WHAT IS BEING ASKED: Quote every line as written. Omit pictures.

--- DATA SHOWN ---

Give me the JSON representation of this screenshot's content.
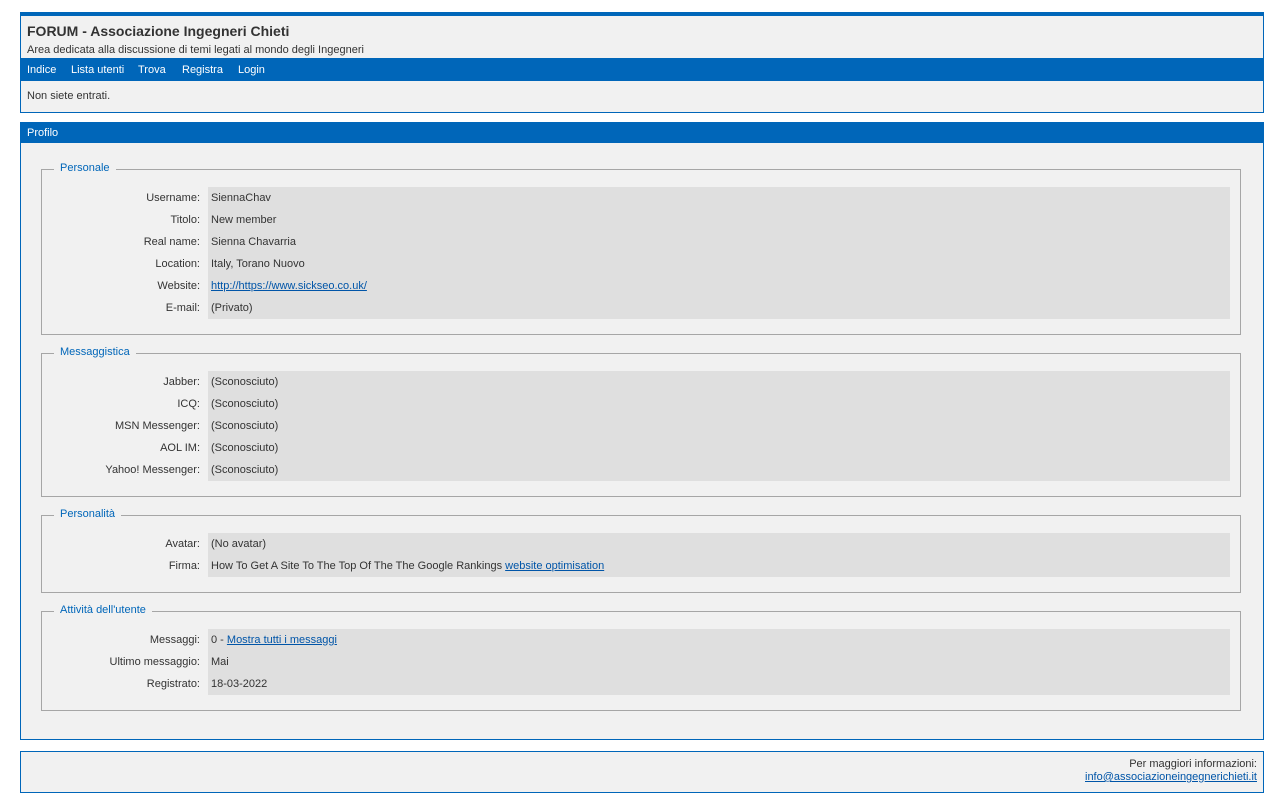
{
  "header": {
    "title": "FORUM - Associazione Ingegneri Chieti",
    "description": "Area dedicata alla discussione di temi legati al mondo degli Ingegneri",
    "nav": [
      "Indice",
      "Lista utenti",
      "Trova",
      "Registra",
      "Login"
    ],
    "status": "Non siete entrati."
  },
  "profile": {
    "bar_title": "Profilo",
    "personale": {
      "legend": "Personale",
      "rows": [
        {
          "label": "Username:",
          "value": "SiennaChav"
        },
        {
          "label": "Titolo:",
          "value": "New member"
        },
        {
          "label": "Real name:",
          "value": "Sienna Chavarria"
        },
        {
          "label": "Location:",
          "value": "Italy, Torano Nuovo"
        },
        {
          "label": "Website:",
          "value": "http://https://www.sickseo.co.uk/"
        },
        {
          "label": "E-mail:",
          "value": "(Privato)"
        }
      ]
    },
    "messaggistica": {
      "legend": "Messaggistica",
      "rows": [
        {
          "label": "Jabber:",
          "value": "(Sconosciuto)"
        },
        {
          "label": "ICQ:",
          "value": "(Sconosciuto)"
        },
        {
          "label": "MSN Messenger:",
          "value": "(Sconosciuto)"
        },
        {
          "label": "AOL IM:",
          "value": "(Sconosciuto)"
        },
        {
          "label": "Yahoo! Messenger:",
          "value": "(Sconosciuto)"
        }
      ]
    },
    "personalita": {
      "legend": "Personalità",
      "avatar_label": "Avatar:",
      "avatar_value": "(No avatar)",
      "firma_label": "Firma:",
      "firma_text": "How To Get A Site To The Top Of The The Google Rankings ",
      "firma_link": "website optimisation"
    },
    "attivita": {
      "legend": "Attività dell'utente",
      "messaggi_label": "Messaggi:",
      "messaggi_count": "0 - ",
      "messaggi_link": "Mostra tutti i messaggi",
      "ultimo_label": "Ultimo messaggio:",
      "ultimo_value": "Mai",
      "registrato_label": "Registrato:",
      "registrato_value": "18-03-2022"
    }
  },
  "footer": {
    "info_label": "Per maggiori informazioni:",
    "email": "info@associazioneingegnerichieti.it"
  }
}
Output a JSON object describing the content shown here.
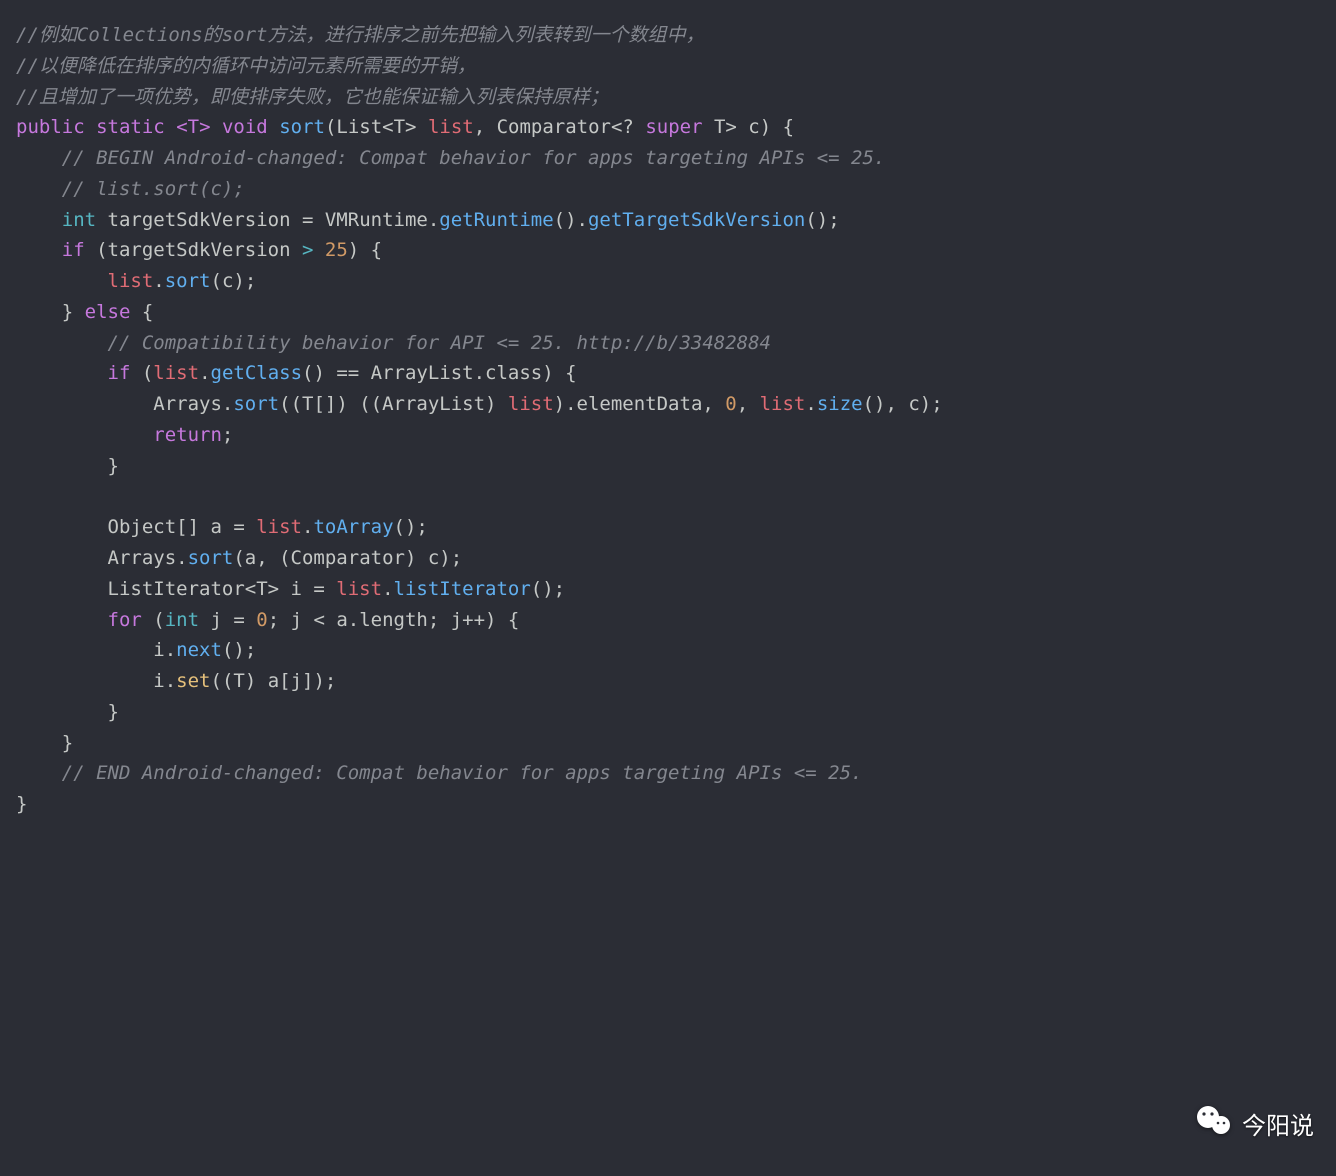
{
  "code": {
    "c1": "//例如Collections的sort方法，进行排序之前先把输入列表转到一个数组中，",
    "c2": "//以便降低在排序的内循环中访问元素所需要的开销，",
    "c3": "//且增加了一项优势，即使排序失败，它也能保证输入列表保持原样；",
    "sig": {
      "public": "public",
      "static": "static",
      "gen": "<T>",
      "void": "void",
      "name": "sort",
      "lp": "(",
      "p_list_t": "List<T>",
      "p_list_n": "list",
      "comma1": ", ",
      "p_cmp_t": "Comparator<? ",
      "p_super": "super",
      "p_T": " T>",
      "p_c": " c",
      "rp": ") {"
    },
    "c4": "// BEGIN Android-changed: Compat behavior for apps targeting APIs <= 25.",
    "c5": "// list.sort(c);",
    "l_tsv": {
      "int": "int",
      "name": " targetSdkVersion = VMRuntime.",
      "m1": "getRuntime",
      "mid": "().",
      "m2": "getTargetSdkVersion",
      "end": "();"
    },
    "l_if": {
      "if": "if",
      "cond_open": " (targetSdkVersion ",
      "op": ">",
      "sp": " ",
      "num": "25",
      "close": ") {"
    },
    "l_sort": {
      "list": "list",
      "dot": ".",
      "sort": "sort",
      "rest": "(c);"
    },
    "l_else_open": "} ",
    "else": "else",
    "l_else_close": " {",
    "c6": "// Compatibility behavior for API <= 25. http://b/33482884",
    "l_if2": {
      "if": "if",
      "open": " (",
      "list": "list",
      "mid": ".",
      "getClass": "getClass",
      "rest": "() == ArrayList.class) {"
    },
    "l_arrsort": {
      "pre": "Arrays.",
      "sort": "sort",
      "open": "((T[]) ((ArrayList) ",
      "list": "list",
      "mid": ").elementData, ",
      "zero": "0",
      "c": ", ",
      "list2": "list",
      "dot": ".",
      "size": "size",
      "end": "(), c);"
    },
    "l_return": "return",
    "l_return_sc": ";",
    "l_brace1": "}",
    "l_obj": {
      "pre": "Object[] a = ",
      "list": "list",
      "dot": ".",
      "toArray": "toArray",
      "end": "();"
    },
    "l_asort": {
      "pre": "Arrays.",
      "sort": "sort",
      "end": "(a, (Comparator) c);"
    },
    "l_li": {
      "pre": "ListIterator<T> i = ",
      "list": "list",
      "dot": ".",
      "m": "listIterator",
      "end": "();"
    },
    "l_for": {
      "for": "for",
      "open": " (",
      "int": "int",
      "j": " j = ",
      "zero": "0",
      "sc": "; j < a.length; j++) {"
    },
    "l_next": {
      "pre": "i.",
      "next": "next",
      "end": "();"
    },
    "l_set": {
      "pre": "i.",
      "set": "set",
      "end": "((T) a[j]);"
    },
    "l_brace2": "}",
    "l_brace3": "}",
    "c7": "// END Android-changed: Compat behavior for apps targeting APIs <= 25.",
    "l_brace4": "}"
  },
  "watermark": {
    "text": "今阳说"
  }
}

---

RESULT OF THIS EXERCISE:
Give me the JSON representation of this screenshot's content.
{
  "header": {
    "title": "FORUM - Associazione Ingegneri Chieti",
    "description": "Area dedicata alla discussione di temi legati al mondo degli Ingegneri",
    "nav": [
      "Indice",
      "Lista utenti",
      "Trova",
      "Registra",
      "Login"
    ],
    "status": "Non siete entrati."
  },
  "profile": {
    "bar_title": "Profilo",
    "personale": {
      "legend": "Personale",
      "rows": [
        {
          "label": "Username:",
          "value": "SiennaChav"
        },
        {
          "label": "Titolo:",
          "value": "New member"
        },
        {
          "label": "Real name:",
          "value": "Sienna Chavarria"
        },
        {
          "label": "Location:",
          "value": "Italy, Torano Nuovo"
        },
        {
          "label": "Website:",
          "value": "http://https://www.sickseo.co.uk/"
        },
        {
          "label": "E-mail:",
          "value": "(Privato)"
        }
      ]
    },
    "messaggistica": {
      "legend": "Messaggistica",
      "rows": [
        {
          "label": "Jabber:",
          "value": "(Sconosciuto)"
        },
        {
          "label": "ICQ:",
          "value": "(Sconosciuto)"
        },
        {
          "label": "MSN Messenger:",
          "value": "(Sconosciuto)"
        },
        {
          "label": "AOL IM:",
          "value": "(Sconosciuto)"
        },
        {
          "label": "Yahoo! Messenger:",
          "value": "(Sconosciuto)"
        }
      ]
    },
    "personalita": {
      "legend": "Personalità",
      "avatar_label": "Avatar:",
      "avatar_value": "(No avatar)",
      "firma_label": "Firma:",
      "firma_text": "How To Get A Site To The Top Of The The Google Rankings ",
      "firma_link": "website optimisation"
    },
    "attivita": {
      "legend": "Attività dell'utente",
      "messaggi_label": "Messaggi:",
      "messaggi_count": "0 - ",
      "messaggi_link": "Mostra tutti i messaggi",
      "ultimo_label": "Ultimo messaggio:",
      "ultimo_value": "Mai",
      "registrato_label": "Registrato:",
      "registrato_value": "18-03-2022"
    }
  },
  "footer": {
    "info_label": "Per maggiori informazioni:",
    "email": "info@associazioneingegnerichieti.it"
  }
}
Output a JSON object describing the content shown here.
{
  "code": {
    "c1": "//例如Collections的sort方法，进行排序之前先把输入列表转到一个数组中，",
    "c2": "//以便降低在排序的内循环中访问元素所需要的开销，",
    "c3": "//且增加了一项优势，即使排序失败，它也能保证输入列表保持原样；",
    "sig": {
      "public": "public",
      "static": "static",
      "gen": "<T>",
      "void": "void",
      "name": "sort",
      "lp": "(",
      "p_list_t": "List<T>",
      "p_list_n": "list",
      "comma1": ", ",
      "p_cmp_t": "Comparator<? ",
      "p_super": "super",
      "p_T": " T>",
      "p_c": " c",
      "rp": ") {"
    },
    "c4": "// BEGIN Android-changed: Compat behavior for apps targeting APIs <= 25.",
    "c5": "// list.sort(c);",
    "l_tsv": {
      "int": "int",
      "name": " targetSdkVersion = VMRuntime.",
      "m1": "getRuntime",
      "mid": "().",
      "m2": "getTargetSdkVersion",
      "end": "();"
    },
    "l_if": {
      "if": "if",
      "cond_open": " (targetSdkVersion ",
      "op": ">",
      "sp": " ",
      "num": "25",
      "close": ") {"
    },
    "l_sort": {
      "list": "list",
      "dot": ".",
      "sort": "sort",
      "rest": "(c);"
    },
    "l_else_open": "} ",
    "else": "else",
    "l_else_close": " {",
    "c6": "// Compatibility behavior for API <= 25. http://b/33482884",
    "l_if2": {
      "if": "if",
      "open": " (",
      "list": "list",
      "mid": ".",
      "getClass": "getClass",
      "rest": "() == ArrayList.class) {"
    },
    "l_arrsort": {
      "pre": "Arrays.",
      "sort": "sort",
      "open": "((T[]) ((ArrayList) ",
      "list": "list",
      "mid": ").elementData, ",
      "zero": "0",
      "c": ", ",
      "list2": "list",
      "dot": ".",
      "size": "size",
      "end": "(), c);"
    },
    "l_return": "return",
    "l_return_sc": ";",
    "l_brace1": "}",
    "l_obj": {
      "pre": "Object[] a = ",
      "list": "list",
      "dot": ".",
      "toArray": "toArray",
      "end": "();"
    },
    "l_asort": {
      "pre": "Arrays.",
      "sort": "sort",
      "end": "(a, (Comparator) c);"
    },
    "l_li": {
      "pre": "ListIterator<T> i = ",
      "list": "list",
      "dot": ".",
      "m": "listIterator",
      "end": "();"
    },
    "l_for": {
      "for": "for",
      "open": " (",
      "int": "int",
      "j": " j = ",
      "zero": "0",
      "sc": "; j < a.length; j++) {"
    },
    "l_next": {
      "pre": "i.",
      "next": "next",
      "end": "();"
    },
    "l_set": {
      "pre": "i.",
      "set": "set",
      "end": "((T) a[j]);"
    },
    "l_brace2": "}",
    "l_brace3": "}",
    "c7": "// END Android-changed: Compat behavior for apps targeting APIs <= 25.",
    "l_brace4": "}"
  },
  "watermark": {
    "text": "今阳说"
  }
}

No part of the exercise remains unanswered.